Look through the entries below and report how many lines hold the string "type". Only the number is wanted.

BEGIN

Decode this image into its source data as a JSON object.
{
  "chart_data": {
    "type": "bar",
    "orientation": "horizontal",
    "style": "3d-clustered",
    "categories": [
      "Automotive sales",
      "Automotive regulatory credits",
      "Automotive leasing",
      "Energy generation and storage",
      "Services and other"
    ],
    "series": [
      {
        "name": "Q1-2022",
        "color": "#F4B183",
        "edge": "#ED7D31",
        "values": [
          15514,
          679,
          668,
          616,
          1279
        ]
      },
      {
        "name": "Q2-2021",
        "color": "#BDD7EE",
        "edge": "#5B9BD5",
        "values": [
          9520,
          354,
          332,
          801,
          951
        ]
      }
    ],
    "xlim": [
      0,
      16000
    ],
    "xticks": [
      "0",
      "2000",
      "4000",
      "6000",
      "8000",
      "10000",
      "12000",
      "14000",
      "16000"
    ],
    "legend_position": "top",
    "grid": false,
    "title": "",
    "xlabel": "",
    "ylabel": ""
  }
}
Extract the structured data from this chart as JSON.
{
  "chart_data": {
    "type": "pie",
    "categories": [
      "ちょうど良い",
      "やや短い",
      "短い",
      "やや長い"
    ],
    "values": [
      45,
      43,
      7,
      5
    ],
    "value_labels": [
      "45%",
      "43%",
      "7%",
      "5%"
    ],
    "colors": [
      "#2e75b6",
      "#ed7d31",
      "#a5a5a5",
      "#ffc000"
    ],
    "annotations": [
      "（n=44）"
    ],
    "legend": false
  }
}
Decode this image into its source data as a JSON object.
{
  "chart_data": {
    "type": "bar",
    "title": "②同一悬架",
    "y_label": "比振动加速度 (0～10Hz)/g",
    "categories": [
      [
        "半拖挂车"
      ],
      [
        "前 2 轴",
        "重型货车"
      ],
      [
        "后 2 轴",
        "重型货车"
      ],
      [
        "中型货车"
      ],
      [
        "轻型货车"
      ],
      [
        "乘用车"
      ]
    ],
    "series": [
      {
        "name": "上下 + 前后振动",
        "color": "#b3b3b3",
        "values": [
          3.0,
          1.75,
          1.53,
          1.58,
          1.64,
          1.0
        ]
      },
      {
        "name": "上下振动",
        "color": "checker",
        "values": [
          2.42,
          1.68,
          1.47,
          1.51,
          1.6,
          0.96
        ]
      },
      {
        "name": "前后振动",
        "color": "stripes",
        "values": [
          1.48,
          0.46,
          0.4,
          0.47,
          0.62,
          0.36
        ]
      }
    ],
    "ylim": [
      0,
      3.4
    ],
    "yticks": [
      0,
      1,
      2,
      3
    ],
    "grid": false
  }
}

END
BEGIN

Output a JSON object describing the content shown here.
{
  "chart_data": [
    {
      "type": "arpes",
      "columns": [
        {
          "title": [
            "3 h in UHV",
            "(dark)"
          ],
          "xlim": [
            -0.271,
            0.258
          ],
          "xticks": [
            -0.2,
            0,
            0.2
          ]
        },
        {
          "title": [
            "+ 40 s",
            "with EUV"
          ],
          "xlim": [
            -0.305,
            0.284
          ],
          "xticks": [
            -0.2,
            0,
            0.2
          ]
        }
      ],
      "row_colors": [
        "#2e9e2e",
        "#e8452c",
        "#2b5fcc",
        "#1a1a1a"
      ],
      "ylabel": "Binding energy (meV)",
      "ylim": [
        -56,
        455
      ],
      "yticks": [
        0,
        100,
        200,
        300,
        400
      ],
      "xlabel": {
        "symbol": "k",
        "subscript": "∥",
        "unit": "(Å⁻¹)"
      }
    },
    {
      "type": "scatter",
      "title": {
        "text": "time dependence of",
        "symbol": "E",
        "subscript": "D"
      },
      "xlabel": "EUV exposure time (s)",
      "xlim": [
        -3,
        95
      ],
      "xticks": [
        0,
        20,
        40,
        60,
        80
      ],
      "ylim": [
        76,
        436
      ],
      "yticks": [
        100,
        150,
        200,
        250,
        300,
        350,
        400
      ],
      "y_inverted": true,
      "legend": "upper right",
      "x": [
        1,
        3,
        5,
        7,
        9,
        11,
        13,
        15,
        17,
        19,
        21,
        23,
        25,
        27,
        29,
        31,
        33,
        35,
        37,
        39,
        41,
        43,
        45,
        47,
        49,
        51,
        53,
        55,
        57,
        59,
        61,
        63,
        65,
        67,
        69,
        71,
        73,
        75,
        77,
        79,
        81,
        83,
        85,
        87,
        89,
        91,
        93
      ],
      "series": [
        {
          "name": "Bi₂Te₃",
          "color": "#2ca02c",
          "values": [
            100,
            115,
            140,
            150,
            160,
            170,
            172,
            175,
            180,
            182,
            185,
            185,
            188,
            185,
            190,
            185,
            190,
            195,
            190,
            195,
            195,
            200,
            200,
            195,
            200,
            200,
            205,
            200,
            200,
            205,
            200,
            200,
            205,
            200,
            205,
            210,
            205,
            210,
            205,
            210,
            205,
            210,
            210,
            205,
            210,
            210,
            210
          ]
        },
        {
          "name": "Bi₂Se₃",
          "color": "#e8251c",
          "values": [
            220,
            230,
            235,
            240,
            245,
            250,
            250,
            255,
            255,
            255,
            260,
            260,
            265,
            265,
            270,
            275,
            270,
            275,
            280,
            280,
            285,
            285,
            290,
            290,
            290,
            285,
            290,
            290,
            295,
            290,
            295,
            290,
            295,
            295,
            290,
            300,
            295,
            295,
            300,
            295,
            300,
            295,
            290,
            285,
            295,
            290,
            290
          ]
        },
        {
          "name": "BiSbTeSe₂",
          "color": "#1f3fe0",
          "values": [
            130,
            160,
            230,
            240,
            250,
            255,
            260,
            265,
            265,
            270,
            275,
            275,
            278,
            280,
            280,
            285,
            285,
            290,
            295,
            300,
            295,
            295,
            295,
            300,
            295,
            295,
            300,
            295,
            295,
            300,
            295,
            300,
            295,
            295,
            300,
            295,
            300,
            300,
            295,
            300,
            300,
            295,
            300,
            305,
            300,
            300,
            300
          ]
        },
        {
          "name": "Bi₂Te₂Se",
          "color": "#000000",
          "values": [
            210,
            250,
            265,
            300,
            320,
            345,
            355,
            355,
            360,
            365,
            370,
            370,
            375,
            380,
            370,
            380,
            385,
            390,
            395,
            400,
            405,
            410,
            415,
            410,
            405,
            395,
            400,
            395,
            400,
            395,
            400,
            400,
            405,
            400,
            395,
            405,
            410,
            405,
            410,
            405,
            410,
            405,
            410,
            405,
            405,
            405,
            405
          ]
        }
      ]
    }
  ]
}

END

**TASK OUTPUT:** 5